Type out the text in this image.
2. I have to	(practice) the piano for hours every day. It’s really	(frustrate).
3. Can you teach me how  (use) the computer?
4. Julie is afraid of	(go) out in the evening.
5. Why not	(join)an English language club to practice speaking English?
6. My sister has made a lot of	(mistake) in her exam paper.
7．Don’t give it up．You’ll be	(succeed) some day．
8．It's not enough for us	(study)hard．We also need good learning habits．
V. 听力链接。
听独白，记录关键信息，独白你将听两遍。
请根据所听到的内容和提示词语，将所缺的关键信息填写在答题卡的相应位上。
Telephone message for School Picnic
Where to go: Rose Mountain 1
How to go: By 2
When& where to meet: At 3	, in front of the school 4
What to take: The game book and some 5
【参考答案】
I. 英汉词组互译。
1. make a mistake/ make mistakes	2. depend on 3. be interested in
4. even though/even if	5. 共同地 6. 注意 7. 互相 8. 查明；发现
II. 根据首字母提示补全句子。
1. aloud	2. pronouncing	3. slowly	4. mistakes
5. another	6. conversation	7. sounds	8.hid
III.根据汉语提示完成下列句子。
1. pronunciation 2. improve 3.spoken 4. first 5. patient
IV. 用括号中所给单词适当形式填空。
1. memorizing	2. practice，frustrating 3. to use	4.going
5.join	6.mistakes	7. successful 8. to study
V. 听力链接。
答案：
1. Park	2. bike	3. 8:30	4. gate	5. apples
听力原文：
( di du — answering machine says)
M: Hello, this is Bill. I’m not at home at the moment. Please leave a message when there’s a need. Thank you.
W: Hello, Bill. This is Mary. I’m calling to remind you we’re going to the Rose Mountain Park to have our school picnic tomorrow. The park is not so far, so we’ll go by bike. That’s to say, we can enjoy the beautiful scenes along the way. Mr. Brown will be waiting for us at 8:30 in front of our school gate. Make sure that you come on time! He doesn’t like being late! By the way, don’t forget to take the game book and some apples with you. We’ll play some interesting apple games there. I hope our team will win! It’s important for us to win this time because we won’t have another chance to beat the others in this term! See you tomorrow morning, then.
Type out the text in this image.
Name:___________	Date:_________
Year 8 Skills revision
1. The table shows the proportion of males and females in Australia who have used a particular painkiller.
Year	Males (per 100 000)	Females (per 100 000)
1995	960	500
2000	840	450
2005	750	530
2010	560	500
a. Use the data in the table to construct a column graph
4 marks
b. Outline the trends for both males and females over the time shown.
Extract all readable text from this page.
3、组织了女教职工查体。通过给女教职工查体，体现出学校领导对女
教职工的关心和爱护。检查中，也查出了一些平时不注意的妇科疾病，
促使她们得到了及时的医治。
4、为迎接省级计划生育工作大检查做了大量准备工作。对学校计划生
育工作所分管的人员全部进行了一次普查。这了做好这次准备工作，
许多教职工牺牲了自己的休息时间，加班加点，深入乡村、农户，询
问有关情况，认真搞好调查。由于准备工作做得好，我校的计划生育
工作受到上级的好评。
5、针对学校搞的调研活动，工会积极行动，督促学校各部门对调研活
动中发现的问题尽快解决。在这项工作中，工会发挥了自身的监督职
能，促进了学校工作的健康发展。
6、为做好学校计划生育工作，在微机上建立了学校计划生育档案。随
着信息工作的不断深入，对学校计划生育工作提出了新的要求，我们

_ _ _ _

What you will do
Exactly as written above, please repeat the entries.

Final result
Type out the text in this image.
2. I have to	(practice) the piano for hours every day. It’s really	(frustrate).
3. Can you teach me how  (use) the computer?
4. Julie is afraid of	(go) out in the evening.
5. Why not	(join)an English language club to practice speaking English?
6. My sister has made a lot of	(mistake) in her exam paper.
7．Don’t give it up．You’ll be	(succeed) some day．
8．It's not enough for us	(study)hard．We also need good learning habits．
V. 听力链接。
听独白，记录关键信息，独白你将听两遍。
请根据所听到的内容和提示词语，将所缺的关键信息填写在答题卡的相应位上。
Telephone message for School Picnic
Where to go: Rose Mountain 1
How to go: By 2
When& where to meet: At 3	, in front of the school 4
What to take: The game book and some 5
【参考答案】
I. 英汉词组互译。
1. make a mistake/ make mistakes	2. depend on 3. be interested in
4. even though/even if	5. 共同地 6. 注意 7. 互相 8. 查明；发现
II. 根据首字母提示补全句子。
1. aloud	2. pronouncing	3. slowly	4. mistakes
5. another	6. conversation	7. sounds	8.hid
III.根据汉语提示完成下列句子。
1. pronunciation 2. improve 3.spoken 4. first 5. patient
IV. 用括号中所给单词适当形式填空。
1. memorizing	2. practice，frustrating 3. to use	4.going
5.join	6.mistakes	7. successful 8. to study
V. 听力链接。
答案：
1. Park	2. bike	3. 8:30	4. gate	5. apples
听力原文：
( di du — answering machine says)
M: Hello, this is Bill. I’m not at home at the moment. Please leave a message when there’s a need. Thank you.
W: Hello, Bill. This is Mary. I’m calling to remind you we’re going to the Rose Mountain Park to have our school picnic tomorrow. The park is not so far, so we’ll go by bike. That’s to say, we can enjoy the beautiful scenes along the way. Mr. Brown will be waiting for us at 8:30 in front of our school gate. Make sure that you come on time! He doesn’t like being late! By the way, don’t forget to take the game book and some apples with you. We’ll play some interesting apple games there. I hope our team will win! It’s important for us to win this time because we won’t have another chance to beat the others in this term! See you tomorrow morning, then.
Type out the text in this image.
Name:___________	Date:_________
Year 8 Skills revision
1. The table shows the proportion of males and females in Australia who have used a particular painkiller.
Year	Males (per 100 000)	Females (per 100 000)
1995	960	500
2000	840	450
2005	750	530
2010	560	500
a. Use the data in the table to construct a column graph
4 marks
b. Outline the trends for both males and females over the time shown.
Extract all readable text from this page.
3、组织了女教职工查体。通过给女教职工查体，体现出学校领导对女
教职工的关心和爱护。检查中，也查出了一些平时不注意的妇科疾病，
促使她们得到了及时的医治。
4、为迎接省级计划生育工作大检查做了大量准备工作。对学校计划生
育工作所分管的人员全部进行了一次普查。这了做好这次准备工作，
许多教职工牺牲了自己的休息时间，加班加点，深入乡村、农户，询
问有关情况，认真搞好调查。由于准备工作做得好，我校的计划生育
工作受到上级的好评。
5、针对学校搞的调研活动，工会积极行动，督促学校各部门对调研活
动中发现的问题尽快解决。在这项工作中，工会发挥了自身的监督职
能，促进了学校工作的健康发展。
6、为做好学校计划生育工作，在微机上建立了学校计划生育档案。随
着信息工作的不断深入，对学校计划生育工作提出了新的要求，我们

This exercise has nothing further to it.